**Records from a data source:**
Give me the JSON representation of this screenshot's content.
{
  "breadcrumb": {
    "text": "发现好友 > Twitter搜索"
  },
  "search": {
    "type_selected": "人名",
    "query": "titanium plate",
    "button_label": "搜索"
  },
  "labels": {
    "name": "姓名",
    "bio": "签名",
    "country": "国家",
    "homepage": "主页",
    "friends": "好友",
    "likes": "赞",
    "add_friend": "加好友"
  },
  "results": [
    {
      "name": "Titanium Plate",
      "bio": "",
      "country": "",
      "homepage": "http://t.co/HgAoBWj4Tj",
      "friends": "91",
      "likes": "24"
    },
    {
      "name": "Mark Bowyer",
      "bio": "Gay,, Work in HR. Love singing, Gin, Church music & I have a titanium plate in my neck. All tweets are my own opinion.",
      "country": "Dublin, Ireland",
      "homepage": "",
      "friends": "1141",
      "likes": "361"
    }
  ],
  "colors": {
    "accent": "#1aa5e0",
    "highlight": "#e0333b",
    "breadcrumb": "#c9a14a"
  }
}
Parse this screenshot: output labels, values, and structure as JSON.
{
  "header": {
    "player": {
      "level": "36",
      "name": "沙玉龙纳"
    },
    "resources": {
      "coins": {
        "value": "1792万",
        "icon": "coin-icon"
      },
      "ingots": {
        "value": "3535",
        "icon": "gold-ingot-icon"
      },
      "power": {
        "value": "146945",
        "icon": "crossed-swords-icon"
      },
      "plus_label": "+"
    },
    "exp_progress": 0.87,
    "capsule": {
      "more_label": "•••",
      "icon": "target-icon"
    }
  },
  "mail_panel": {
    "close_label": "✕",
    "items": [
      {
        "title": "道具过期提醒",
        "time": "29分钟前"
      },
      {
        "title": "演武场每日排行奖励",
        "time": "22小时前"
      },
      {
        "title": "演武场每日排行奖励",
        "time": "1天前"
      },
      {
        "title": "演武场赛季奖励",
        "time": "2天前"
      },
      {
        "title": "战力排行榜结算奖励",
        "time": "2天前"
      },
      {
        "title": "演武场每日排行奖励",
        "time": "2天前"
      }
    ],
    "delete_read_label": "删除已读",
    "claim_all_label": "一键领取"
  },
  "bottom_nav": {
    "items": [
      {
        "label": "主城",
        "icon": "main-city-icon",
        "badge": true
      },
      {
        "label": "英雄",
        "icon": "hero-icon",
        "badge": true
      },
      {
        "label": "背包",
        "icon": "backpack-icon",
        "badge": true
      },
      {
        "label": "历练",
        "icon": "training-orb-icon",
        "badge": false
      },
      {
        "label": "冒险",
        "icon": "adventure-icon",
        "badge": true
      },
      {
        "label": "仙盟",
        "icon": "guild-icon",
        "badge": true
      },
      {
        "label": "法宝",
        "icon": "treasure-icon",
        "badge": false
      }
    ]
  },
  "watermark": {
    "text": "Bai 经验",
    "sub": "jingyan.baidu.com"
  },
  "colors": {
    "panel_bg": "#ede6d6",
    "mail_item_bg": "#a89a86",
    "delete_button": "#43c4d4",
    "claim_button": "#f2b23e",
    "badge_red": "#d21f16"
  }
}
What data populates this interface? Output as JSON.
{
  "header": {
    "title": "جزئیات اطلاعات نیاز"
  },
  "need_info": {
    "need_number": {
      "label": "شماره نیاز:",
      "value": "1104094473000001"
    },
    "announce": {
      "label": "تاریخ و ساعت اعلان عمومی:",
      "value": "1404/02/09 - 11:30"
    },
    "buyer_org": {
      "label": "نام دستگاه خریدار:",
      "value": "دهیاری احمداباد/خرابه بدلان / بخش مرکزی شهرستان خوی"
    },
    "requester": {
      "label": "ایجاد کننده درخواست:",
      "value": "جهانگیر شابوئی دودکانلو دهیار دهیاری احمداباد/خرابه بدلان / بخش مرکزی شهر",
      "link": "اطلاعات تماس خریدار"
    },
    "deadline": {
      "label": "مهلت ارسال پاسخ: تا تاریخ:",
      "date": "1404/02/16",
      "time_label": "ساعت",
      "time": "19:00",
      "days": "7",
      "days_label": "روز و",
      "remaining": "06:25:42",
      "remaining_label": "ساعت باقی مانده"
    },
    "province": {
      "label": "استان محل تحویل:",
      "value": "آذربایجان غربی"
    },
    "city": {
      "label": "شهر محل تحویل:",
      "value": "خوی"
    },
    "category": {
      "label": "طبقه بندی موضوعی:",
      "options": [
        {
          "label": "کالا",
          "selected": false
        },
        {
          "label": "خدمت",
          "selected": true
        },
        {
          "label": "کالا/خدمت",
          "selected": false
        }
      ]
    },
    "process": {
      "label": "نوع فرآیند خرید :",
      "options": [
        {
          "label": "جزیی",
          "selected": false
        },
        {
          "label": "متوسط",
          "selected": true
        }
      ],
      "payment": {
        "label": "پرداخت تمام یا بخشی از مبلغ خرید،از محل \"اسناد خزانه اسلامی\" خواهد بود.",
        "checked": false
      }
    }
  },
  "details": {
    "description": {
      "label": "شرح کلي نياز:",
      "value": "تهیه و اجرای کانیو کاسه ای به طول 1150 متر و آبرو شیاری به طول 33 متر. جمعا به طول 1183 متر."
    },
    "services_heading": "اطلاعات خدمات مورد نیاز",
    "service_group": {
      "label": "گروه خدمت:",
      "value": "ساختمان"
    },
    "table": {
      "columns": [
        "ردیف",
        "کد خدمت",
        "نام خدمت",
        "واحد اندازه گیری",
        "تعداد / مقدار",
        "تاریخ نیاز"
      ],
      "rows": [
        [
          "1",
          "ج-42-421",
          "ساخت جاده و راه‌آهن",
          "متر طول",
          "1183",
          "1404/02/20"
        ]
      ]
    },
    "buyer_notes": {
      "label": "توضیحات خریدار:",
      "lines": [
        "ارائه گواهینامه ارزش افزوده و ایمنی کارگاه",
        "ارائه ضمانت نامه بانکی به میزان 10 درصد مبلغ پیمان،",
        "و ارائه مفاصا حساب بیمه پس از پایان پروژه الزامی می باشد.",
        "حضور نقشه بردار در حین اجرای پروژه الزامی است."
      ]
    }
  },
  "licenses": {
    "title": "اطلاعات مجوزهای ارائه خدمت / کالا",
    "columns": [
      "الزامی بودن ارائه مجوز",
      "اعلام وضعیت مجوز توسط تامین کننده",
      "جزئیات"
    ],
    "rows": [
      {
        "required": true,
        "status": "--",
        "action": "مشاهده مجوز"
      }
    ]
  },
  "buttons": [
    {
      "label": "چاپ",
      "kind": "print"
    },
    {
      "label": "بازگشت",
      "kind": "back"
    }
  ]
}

**Goal:**
Take each line of the material that contains the word "ارائه" and list it.

**Result of this task:**
        "ارائه گواهینامه ارزش افزوده و ایمنی کارگاه",
        "ارائه ضمانت نامه بانکی به میزان 10 درصد مبلغ پیمان،",
        "و ارائه مفاصا حساب بیمه پس از پایان پروژه الزامی می باشد.",
    "title": "اطلاعات مجوزهای ارائه خدمت / کالا",
      "الزامی بودن ارائه مجوز",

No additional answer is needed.